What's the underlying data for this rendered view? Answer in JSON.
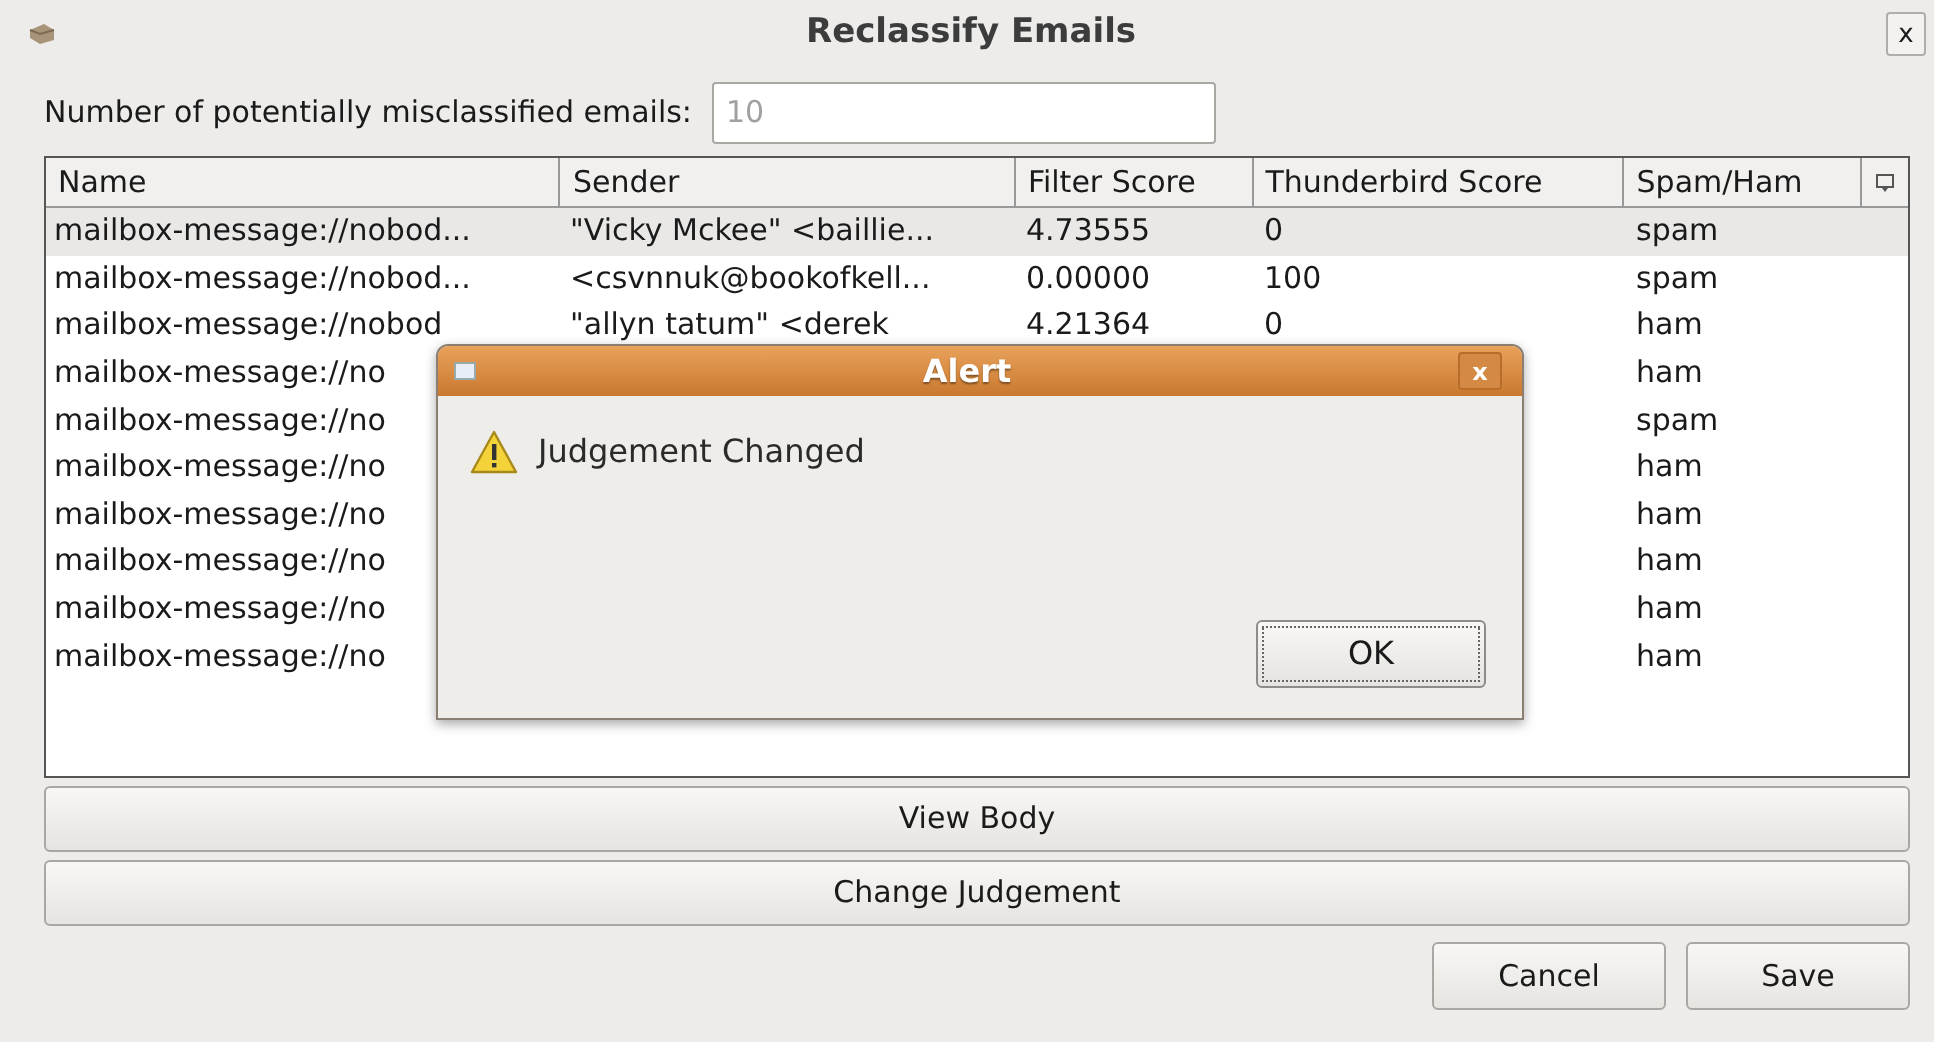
{
  "window": {
    "title": "Reclassify Emails",
    "close": "x"
  },
  "count": {
    "label": "Number of potentially misclassified emails:",
    "value": "10"
  },
  "table": {
    "columns": [
      "Name",
      "Sender",
      "Filter Score",
      "Thunderbird Score",
      "Spam/Ham"
    ],
    "rows": [
      {
        "name": "mailbox-message://nobod...",
        "sender": "\"Vicky Mckee\" <baillie...",
        "filter_score": "4.73555",
        "thunderbird_score": "0",
        "label": "spam",
        "selected": true
      },
      {
        "name": "mailbox-message://nobod...",
        "sender": "<csvnnuk@bookofkell...",
        "filter_score": "0.00000",
        "thunderbird_score": "100",
        "label": "spam",
        "selected": false
      },
      {
        "name": "mailbox-message://nobod",
        "sender": "\"allyn tatum\" <derek",
        "filter_score": "4.21364",
        "thunderbird_score": "0",
        "label": "ham",
        "selected": false
      },
      {
        "name": "mailbox-message://no",
        "label": "ham",
        "selected": false
      },
      {
        "name": "mailbox-message://no",
        "label": "spam",
        "selected": false
      },
      {
        "name": "mailbox-message://no",
        "label": "ham",
        "selected": false
      },
      {
        "name": "mailbox-message://no",
        "label": "ham",
        "selected": false
      },
      {
        "name": "mailbox-message://no",
        "label": "ham",
        "selected": false
      },
      {
        "name": "mailbox-message://no",
        "label": "ham",
        "selected": false
      },
      {
        "name": "mailbox-message://no",
        "label": "ham",
        "selected": false
      }
    ]
  },
  "actions": [
    "View Body",
    "Change Judgement"
  ],
  "buttons": [
    "Cancel",
    "Save"
  ],
  "alert": {
    "title": "Alert",
    "close": "x",
    "message": "Judgement Changed",
    "button": "OK"
  }
}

□ □ □ □ □

GIVEN PROBLEM →
Your answer should be one number: the count of lines in the data above that include the word "title".

TASK OUTPUT →
2